**REQUIREMENTS**.
Gather all lines in the entries that include the word "this".

[Collected data]
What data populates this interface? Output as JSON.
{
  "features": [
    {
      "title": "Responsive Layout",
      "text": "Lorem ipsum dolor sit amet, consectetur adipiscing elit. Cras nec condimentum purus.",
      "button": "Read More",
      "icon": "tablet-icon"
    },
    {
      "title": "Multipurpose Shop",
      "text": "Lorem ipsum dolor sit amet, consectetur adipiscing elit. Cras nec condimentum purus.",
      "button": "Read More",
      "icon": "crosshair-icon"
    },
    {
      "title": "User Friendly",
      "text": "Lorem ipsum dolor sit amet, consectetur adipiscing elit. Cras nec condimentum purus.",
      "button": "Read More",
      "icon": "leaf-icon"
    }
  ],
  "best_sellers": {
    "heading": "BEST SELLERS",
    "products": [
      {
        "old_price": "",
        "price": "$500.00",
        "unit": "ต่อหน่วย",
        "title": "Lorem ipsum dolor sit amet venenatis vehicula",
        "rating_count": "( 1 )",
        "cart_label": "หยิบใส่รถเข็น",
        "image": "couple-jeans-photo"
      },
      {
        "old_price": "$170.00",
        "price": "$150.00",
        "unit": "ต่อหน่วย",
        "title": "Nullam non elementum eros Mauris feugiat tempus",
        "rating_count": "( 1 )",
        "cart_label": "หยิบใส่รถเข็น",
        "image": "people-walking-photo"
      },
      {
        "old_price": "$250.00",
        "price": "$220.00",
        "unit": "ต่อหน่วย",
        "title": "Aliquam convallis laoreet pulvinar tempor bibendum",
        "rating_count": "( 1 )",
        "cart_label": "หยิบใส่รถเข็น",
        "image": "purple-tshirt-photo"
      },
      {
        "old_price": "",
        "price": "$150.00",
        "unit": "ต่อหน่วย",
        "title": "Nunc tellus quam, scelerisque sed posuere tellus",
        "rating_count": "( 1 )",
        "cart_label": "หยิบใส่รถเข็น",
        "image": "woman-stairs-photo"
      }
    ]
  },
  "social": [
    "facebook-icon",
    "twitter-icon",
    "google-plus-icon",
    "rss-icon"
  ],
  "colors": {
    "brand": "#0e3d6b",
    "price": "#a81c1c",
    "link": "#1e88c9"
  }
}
* * *
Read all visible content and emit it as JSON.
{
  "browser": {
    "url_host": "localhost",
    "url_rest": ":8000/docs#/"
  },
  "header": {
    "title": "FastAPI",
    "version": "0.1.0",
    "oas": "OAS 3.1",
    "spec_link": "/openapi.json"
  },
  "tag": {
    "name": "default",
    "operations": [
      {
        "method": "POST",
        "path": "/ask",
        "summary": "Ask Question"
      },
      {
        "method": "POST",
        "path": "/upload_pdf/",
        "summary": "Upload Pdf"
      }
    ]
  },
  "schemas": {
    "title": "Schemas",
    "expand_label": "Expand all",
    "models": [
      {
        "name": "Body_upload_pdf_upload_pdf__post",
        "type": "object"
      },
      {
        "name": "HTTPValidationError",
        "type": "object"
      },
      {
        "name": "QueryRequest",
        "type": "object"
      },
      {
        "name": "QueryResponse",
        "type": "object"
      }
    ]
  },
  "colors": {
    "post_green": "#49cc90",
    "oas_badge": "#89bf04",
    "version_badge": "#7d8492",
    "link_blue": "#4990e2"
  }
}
...
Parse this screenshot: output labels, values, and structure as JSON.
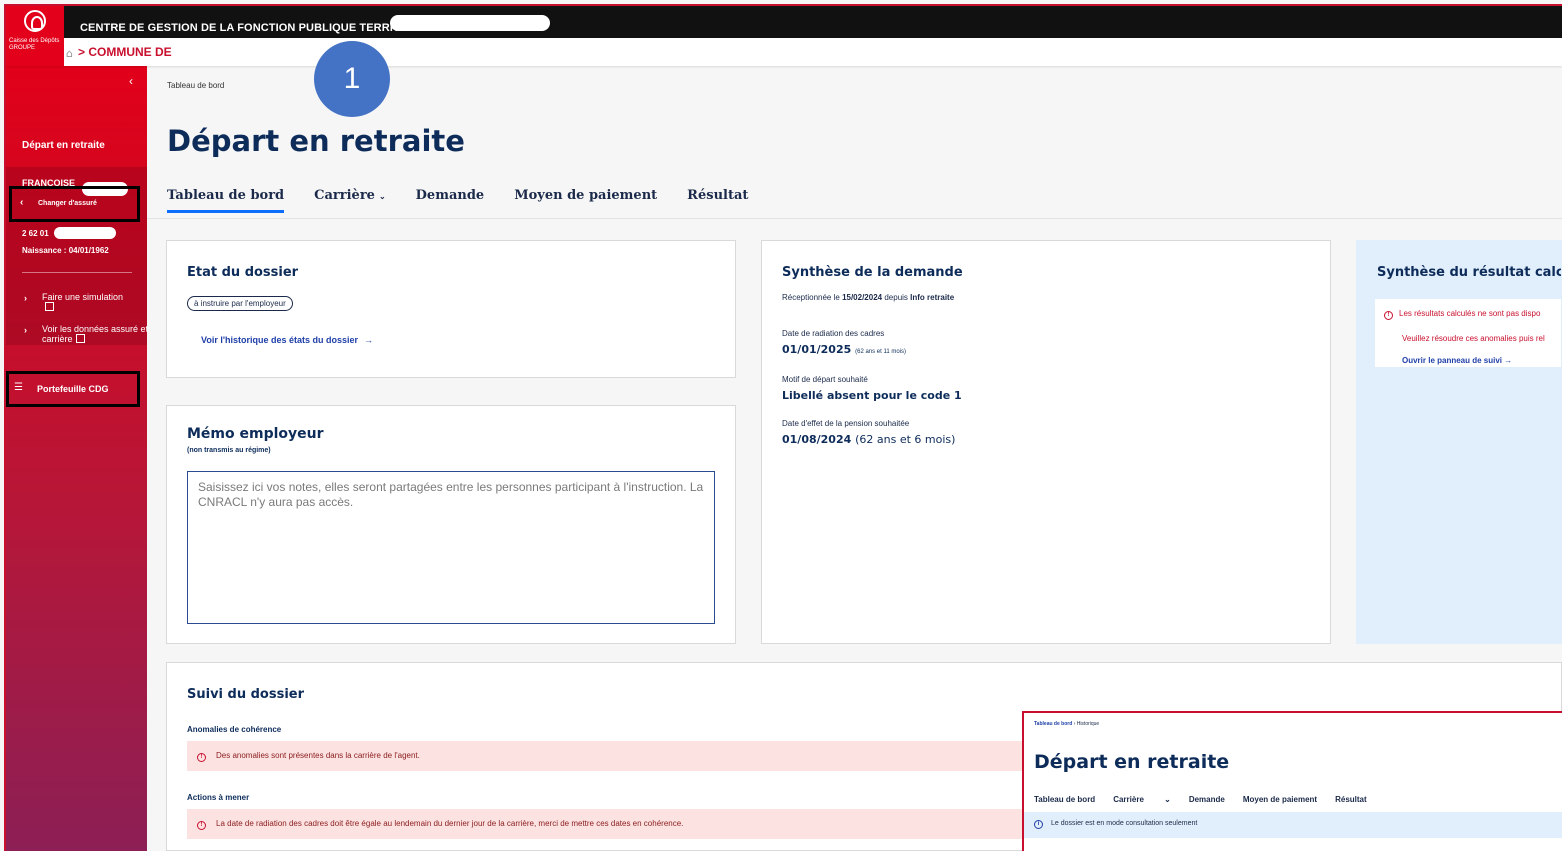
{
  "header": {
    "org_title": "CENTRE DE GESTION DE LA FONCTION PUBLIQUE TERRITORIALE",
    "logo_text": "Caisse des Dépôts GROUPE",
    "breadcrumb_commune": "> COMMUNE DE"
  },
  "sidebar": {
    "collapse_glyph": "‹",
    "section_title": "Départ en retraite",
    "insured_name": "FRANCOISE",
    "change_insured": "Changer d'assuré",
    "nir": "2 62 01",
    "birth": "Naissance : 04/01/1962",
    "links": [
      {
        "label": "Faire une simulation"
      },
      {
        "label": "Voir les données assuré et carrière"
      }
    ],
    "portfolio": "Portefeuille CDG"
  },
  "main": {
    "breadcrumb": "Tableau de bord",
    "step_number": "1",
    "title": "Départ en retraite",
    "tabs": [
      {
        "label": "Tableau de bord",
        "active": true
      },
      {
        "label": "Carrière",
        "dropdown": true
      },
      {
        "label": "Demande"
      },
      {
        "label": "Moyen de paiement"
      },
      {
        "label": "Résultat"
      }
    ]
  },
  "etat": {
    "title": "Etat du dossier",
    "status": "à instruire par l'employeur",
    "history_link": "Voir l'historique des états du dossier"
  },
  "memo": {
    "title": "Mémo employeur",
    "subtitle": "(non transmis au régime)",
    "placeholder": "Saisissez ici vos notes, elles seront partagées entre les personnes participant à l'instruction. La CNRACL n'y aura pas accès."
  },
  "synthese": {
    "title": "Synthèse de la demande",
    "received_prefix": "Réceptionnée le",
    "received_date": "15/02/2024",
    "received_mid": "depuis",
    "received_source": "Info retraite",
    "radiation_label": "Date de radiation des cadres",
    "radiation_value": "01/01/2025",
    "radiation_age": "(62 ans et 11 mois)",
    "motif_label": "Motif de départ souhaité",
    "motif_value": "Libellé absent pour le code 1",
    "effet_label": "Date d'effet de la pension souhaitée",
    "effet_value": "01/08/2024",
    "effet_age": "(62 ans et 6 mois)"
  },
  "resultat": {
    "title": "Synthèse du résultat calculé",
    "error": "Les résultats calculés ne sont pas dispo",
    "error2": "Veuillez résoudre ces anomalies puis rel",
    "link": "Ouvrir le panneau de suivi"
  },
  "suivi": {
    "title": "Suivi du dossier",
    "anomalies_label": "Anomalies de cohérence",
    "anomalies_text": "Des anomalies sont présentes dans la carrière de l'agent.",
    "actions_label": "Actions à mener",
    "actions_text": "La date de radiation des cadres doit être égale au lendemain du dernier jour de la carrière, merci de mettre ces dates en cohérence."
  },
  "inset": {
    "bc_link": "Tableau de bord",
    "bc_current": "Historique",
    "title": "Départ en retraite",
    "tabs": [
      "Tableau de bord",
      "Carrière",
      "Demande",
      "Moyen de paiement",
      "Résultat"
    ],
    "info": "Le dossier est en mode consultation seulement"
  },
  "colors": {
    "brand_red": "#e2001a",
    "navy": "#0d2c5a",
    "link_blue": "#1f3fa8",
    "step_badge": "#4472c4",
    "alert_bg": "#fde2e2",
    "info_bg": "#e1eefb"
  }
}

**REPLY TO THE EXERCISE**.
What data populates this interface? Output as JSON.
Parse this screenshot: output labels, values, and structure as JSON.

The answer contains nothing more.